> **THE TASK**
Copy out all lines carrying the word "background".

> **Data entries**
[start]
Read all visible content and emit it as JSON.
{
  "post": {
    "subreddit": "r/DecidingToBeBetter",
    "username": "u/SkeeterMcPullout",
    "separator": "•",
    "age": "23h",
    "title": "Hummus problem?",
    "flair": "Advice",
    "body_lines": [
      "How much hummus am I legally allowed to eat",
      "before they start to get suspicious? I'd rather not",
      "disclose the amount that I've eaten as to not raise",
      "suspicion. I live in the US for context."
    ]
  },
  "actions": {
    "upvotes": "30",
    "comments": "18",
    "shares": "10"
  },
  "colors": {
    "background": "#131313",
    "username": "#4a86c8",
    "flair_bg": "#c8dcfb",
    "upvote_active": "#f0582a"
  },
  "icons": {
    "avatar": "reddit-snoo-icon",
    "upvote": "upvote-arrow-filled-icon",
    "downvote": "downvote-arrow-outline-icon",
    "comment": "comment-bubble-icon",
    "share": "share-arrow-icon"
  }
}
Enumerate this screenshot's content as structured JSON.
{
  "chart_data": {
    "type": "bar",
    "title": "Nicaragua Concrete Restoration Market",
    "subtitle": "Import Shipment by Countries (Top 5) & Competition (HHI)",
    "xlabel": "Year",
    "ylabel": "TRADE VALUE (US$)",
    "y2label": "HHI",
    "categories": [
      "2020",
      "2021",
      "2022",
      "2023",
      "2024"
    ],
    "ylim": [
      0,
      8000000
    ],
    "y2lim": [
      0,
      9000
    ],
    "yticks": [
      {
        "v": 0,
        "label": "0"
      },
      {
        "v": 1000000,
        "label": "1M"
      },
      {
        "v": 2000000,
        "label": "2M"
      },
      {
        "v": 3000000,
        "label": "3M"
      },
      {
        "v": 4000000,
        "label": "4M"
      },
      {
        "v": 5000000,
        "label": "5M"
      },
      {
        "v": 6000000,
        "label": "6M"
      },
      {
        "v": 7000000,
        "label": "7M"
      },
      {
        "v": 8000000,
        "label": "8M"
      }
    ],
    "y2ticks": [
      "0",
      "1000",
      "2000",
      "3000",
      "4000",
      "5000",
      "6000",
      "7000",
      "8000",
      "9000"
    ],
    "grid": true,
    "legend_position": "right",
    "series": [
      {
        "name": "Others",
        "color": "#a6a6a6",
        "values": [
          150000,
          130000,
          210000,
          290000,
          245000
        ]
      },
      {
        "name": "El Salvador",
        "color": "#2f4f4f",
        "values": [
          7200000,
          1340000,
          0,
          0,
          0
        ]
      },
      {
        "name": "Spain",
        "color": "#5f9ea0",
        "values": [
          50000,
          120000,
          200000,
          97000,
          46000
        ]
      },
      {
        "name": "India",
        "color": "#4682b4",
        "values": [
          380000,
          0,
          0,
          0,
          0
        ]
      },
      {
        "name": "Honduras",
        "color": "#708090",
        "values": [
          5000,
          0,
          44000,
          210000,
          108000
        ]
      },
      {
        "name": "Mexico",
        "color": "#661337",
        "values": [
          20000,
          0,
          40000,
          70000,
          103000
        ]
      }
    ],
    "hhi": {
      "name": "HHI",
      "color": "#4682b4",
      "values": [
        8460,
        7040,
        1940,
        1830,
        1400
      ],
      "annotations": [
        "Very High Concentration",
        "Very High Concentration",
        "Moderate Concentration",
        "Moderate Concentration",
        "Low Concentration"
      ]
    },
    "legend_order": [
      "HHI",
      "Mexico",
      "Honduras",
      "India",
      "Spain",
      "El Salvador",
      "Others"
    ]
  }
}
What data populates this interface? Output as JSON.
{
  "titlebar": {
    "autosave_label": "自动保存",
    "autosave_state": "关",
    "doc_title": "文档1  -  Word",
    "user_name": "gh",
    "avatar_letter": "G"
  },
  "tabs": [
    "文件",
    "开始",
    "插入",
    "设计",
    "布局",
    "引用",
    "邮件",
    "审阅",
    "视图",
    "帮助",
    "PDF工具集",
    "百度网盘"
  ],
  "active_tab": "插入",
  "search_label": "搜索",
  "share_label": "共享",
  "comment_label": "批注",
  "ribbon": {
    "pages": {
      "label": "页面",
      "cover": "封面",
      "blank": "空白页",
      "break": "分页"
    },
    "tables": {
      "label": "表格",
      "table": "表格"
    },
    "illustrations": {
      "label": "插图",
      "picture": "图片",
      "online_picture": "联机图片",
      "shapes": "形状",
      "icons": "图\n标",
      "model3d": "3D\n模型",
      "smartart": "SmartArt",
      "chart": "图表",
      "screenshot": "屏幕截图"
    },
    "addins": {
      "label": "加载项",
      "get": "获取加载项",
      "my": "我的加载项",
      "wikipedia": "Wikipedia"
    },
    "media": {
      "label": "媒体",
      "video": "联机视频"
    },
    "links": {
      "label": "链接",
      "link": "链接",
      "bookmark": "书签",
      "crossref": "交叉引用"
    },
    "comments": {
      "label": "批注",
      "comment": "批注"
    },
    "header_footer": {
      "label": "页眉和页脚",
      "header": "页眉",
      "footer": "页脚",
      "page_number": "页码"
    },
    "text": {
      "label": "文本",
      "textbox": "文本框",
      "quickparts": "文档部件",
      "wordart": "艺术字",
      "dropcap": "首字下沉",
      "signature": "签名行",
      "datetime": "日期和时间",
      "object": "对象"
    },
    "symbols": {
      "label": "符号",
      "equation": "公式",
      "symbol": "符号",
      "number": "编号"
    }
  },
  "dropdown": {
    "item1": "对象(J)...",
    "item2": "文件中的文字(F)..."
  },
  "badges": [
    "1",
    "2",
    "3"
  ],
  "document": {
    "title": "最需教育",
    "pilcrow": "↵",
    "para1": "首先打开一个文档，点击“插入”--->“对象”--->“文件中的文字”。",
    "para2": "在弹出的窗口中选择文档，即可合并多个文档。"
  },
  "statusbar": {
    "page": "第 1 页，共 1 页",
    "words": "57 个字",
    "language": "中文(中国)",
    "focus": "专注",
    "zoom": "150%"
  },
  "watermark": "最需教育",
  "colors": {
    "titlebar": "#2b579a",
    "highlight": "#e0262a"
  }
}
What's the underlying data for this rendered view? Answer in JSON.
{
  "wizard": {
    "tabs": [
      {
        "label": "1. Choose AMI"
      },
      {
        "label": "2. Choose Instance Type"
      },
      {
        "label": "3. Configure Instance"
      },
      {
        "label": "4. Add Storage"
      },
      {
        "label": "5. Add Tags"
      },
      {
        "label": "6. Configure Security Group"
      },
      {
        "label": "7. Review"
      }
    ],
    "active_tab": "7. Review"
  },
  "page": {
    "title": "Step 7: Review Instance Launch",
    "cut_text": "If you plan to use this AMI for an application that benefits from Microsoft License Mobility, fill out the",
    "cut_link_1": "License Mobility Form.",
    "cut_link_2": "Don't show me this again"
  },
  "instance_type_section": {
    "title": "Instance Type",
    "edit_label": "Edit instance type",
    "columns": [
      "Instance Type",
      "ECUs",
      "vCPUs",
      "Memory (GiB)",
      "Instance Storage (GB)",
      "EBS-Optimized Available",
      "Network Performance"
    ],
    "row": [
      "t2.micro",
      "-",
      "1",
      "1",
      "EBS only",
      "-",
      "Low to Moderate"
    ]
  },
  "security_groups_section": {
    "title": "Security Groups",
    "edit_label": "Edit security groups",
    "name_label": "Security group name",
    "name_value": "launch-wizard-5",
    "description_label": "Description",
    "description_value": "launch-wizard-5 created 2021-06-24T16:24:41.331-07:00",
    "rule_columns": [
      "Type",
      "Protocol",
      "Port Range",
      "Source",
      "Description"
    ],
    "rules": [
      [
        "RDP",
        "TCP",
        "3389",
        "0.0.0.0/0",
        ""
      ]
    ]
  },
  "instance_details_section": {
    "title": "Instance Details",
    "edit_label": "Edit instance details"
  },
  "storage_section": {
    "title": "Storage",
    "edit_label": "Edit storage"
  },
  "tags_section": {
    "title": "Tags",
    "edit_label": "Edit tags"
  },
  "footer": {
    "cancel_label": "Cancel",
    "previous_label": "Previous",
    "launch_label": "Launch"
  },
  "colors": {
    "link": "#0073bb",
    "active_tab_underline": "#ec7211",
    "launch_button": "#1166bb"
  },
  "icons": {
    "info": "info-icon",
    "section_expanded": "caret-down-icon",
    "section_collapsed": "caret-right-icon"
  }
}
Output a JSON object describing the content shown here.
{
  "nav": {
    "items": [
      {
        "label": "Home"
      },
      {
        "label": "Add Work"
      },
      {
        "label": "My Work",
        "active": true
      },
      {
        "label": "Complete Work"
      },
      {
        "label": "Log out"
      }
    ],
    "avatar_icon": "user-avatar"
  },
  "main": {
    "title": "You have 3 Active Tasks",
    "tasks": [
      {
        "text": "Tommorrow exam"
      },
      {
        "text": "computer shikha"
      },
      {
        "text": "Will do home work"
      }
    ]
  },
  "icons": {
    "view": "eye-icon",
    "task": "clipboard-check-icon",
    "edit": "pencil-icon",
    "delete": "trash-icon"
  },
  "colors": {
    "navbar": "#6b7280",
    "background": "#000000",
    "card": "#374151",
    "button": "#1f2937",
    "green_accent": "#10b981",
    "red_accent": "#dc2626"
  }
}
[end]
> **ANSWER TO THIS EXERCISE**
    "background": "#131313",
    "background": "#000000",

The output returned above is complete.